## SHORT PROBLEM
Single out each line with the word "JSON" and copy it.

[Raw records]
****************

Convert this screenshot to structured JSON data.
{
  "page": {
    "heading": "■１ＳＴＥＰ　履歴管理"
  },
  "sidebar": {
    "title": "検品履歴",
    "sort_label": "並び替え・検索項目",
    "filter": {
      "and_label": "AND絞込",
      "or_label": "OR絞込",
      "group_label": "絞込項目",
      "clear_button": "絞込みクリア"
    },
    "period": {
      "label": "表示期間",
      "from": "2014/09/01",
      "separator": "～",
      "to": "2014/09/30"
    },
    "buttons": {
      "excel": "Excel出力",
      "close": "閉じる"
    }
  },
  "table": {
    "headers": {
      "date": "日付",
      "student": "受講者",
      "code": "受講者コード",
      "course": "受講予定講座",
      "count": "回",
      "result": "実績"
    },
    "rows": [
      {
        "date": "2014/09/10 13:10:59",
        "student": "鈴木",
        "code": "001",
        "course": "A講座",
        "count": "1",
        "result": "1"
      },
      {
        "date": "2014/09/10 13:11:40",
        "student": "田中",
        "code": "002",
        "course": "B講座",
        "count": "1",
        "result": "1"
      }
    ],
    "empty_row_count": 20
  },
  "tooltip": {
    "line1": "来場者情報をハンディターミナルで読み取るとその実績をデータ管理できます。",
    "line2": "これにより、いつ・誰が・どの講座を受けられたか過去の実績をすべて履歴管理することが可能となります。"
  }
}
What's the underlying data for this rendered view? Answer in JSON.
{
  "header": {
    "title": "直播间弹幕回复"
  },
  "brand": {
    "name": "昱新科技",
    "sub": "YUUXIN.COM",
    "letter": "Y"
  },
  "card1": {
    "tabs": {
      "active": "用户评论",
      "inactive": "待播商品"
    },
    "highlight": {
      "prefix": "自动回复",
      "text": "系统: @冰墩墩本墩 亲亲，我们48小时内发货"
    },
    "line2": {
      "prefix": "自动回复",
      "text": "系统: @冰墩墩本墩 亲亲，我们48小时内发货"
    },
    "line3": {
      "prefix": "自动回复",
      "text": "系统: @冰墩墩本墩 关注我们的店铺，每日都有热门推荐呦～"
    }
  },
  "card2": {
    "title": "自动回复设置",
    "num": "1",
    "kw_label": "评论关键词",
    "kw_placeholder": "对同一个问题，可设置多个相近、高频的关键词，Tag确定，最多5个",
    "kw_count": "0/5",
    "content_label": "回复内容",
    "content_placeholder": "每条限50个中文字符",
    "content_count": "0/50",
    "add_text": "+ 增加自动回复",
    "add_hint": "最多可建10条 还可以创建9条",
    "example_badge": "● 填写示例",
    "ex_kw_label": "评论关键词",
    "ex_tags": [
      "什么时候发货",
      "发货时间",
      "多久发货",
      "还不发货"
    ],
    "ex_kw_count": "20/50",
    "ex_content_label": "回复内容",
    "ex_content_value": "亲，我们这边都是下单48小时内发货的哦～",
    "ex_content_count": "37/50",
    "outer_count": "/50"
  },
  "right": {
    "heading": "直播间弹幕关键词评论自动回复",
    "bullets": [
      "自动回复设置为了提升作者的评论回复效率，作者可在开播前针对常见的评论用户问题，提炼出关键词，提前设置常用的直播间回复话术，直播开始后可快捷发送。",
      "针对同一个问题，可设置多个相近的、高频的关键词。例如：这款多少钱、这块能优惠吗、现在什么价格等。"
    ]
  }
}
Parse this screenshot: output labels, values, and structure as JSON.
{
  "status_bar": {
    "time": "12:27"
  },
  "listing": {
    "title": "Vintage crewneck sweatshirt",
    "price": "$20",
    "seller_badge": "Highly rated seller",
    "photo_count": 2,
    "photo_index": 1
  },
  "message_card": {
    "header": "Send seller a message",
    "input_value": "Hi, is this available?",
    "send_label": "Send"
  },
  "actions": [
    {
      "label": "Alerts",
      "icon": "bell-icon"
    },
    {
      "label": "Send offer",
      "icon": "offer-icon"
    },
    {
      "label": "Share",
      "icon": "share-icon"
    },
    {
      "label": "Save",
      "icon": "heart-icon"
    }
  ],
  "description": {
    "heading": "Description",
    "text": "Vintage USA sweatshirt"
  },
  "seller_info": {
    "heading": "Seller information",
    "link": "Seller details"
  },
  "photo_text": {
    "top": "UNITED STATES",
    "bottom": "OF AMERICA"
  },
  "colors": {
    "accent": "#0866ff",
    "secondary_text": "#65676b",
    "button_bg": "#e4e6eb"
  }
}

****************

## OUTPUT FOR THIS EXERCISE
Convert this screenshot to structured JSON data.
What's the underlying data for this rendered view? Answer in JSON.
Parse this screenshot: output labels, values, and structure as JSON.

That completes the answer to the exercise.